Texto fornecido:
+===+
A antiga realeza está ilustrada num D. João VI de jaqueta ensebada pelas mãos lambuzadas dos bocados de frango que ia tirando dos bolsos. Fidalgos e religiosos seguiram o padrão, dando um valente contributo para a ‘piolheira’ de que D. Carlos se queixava. 

Depois, veio a República, mas o provincianismo manteve-se, só mudaram os apelidos dos que acorriam às Cortes. Entretanto, emergiu uma burguesia endinheirada, e ignorante, que comprou as terras dos fidalgos arruinados, metendo no negócio casamentos, brasões e títulos, que exibiam com jactância parola. 

Como aconteceu com as elites, capital a sério também nunca existiu, e capitalistas só de opereta. Nos anos 80, a CEE enviou dinheiro a rodos e foi… um ‘fartar vilanagem’. Ganhos providenciais na Bolsa justificaram enriquecimentos misteriosos, mas tudo ficou ‘A Bem da Nação’. Numa altura em que o sentimento de impunidade já estava ferreamente instalado, Sócrates e a sua trupe trataram de controlar a Justiça, a finança e a informação, para melhor se governarem. Não lhes faltaram aliados… e a desvergonha explodiu! 

 

Um sistema de vasos comunicantes, entre público e privado, deu livre-trânsito a uma elite de experts, hábeis na manipulação de concursos, adjudicações e contratos, em que o país perdia sempre… para os parceiros ganharem sempre.
+===+
(Registos de elementos e de coordenadas)
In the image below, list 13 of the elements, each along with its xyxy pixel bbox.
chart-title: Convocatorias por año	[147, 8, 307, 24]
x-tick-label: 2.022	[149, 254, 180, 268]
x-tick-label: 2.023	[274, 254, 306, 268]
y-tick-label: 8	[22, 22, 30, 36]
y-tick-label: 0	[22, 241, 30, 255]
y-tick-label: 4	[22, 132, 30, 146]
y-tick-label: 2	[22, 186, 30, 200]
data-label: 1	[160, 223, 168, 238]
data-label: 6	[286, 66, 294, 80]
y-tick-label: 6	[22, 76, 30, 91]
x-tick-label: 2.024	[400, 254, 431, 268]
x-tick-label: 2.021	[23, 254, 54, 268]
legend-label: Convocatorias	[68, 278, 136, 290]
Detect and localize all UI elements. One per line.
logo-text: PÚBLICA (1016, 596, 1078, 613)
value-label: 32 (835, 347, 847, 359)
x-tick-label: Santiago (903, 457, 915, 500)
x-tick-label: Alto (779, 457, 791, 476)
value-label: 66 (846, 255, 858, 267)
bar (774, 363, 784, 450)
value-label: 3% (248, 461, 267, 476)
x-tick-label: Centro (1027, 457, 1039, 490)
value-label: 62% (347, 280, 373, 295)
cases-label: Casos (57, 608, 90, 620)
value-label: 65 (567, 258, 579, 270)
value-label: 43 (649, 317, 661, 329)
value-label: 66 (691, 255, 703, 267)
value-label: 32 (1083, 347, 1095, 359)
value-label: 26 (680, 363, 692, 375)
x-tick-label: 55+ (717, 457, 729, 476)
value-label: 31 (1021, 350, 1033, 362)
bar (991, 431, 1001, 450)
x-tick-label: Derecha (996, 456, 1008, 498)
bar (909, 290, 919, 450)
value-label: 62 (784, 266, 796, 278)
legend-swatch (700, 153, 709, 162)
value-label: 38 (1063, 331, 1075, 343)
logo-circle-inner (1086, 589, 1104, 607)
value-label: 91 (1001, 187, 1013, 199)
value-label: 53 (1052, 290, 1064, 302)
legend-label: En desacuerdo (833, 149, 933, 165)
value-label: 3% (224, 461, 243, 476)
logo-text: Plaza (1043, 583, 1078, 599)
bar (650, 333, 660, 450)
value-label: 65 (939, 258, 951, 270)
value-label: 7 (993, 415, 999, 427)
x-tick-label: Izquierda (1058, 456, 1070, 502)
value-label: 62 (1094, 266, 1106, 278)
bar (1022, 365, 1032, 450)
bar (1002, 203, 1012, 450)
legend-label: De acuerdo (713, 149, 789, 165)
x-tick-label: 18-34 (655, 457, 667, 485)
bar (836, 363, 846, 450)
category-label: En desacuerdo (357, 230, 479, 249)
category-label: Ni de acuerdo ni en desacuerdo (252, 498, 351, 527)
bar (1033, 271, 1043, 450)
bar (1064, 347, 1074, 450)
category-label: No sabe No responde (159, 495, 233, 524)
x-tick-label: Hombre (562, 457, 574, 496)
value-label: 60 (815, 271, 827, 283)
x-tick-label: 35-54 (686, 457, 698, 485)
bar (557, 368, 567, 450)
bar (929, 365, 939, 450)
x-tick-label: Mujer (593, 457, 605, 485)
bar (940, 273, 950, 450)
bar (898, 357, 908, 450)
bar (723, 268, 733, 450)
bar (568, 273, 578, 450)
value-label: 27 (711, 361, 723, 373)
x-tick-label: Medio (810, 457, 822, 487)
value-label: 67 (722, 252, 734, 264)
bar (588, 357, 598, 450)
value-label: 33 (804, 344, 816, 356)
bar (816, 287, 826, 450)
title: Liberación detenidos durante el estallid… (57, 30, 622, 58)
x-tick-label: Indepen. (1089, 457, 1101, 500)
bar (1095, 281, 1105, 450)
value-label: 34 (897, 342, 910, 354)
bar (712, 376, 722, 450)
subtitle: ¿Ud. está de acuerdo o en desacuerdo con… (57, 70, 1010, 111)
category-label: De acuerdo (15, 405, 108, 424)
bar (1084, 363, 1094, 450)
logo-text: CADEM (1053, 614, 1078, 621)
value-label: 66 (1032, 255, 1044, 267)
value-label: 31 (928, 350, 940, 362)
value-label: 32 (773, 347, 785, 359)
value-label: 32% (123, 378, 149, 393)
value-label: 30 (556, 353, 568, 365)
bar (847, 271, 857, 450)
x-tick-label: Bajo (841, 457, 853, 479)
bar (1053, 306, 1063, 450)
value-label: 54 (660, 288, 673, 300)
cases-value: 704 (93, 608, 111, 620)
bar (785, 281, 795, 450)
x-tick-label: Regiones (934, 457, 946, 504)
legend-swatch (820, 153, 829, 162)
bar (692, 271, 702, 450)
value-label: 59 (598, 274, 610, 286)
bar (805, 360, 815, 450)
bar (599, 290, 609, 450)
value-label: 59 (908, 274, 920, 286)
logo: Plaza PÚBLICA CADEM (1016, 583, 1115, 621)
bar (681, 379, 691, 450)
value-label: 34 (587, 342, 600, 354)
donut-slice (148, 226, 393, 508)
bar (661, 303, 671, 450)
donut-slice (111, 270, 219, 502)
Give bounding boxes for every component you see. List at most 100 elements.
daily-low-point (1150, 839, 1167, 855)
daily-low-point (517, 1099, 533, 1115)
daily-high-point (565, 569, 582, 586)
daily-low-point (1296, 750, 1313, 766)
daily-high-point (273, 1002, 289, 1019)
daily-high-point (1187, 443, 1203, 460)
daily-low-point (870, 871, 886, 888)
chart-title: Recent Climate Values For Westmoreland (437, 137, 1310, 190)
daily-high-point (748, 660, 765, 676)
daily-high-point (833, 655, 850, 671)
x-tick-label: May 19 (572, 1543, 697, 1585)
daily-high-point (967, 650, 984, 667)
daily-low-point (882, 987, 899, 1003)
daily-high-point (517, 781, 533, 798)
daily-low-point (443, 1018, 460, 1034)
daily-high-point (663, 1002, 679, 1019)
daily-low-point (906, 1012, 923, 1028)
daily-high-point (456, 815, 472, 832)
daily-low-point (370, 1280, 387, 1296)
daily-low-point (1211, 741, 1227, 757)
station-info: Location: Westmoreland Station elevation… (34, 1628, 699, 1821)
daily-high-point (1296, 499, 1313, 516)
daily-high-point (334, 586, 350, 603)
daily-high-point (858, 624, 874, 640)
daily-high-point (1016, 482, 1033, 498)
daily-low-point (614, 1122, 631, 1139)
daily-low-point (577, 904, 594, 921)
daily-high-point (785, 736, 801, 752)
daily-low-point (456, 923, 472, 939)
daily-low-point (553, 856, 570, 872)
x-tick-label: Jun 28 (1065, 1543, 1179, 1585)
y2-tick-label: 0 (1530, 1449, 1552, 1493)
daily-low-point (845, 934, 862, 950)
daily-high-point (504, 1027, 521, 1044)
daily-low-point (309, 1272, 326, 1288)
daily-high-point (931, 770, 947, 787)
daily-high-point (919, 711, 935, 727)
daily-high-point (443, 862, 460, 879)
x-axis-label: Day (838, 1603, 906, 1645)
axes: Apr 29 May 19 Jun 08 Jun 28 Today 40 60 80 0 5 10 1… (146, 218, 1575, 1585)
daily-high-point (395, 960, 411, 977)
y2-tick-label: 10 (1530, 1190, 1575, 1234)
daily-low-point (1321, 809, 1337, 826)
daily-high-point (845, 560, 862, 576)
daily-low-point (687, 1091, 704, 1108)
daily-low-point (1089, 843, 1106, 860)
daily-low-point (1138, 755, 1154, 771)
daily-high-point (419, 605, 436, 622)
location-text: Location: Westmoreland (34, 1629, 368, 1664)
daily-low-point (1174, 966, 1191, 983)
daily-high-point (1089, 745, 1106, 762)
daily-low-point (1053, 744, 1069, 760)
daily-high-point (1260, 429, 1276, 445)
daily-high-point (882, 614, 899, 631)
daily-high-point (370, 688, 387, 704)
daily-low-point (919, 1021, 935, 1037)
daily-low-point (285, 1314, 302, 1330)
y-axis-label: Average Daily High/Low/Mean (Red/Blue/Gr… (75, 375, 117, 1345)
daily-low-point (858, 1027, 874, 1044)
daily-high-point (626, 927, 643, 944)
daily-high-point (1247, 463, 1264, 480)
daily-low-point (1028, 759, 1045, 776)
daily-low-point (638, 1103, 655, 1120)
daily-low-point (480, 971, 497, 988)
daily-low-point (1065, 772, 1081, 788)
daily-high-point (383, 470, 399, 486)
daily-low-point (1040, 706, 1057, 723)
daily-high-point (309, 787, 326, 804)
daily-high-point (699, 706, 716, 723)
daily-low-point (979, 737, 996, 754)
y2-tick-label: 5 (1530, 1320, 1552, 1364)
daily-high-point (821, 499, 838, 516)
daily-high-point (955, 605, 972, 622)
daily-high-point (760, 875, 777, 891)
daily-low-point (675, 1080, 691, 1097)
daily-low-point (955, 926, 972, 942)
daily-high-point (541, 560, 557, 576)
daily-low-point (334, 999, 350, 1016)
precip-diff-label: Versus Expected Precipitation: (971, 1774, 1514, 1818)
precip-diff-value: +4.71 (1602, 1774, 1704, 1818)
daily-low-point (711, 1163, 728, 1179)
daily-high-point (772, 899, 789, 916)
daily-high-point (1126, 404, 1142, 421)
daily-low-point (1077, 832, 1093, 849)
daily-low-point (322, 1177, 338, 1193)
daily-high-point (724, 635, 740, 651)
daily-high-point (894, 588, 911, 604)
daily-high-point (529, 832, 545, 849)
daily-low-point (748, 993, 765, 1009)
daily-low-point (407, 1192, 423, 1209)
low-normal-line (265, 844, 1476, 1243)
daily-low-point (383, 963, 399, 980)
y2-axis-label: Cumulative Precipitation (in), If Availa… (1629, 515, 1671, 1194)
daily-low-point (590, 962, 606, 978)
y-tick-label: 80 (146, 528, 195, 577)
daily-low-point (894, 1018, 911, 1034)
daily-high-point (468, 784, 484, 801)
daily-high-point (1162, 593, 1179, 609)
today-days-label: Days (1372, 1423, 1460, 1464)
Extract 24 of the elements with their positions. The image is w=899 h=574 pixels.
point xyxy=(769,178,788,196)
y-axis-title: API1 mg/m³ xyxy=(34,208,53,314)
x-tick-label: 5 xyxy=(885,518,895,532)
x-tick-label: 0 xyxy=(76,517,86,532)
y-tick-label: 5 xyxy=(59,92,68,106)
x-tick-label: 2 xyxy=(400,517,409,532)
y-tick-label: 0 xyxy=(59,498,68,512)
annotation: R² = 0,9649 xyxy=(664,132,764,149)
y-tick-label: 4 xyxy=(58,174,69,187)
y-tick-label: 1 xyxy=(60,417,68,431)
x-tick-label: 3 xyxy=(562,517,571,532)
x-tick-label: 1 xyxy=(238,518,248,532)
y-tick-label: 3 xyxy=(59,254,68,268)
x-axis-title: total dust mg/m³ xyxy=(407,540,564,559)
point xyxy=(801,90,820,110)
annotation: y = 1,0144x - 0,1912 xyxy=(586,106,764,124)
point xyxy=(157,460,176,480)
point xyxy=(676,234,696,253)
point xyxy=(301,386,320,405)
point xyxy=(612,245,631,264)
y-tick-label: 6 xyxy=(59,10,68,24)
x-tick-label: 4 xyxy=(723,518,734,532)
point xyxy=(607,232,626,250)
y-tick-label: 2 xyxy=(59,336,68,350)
+===+
Exercícios:
1. Responda a estas perguntas com base no texto sobre as elites:
(a) O que tinha deixado ensebada a jaqueta de D. João VI?
(b) Quem comprou as terras dos fidalgos arruinados?
(c) Em que década a CEE enviou dinheiro a rodos?
2. Indique quantas linhas das entradas contêm a palavra "Precipitation". Responda apenas com o número.
O texto sobre as elites e as entradas constituem materiais independentes entre si.

Respostas completas:
1.
(a) As mãos lambuzadas dos bocados de frango que ia tirando dos bolsos.
(b) Uma burguesia endinheirada e ignorante.
(c) Nos anos 80.

2. 2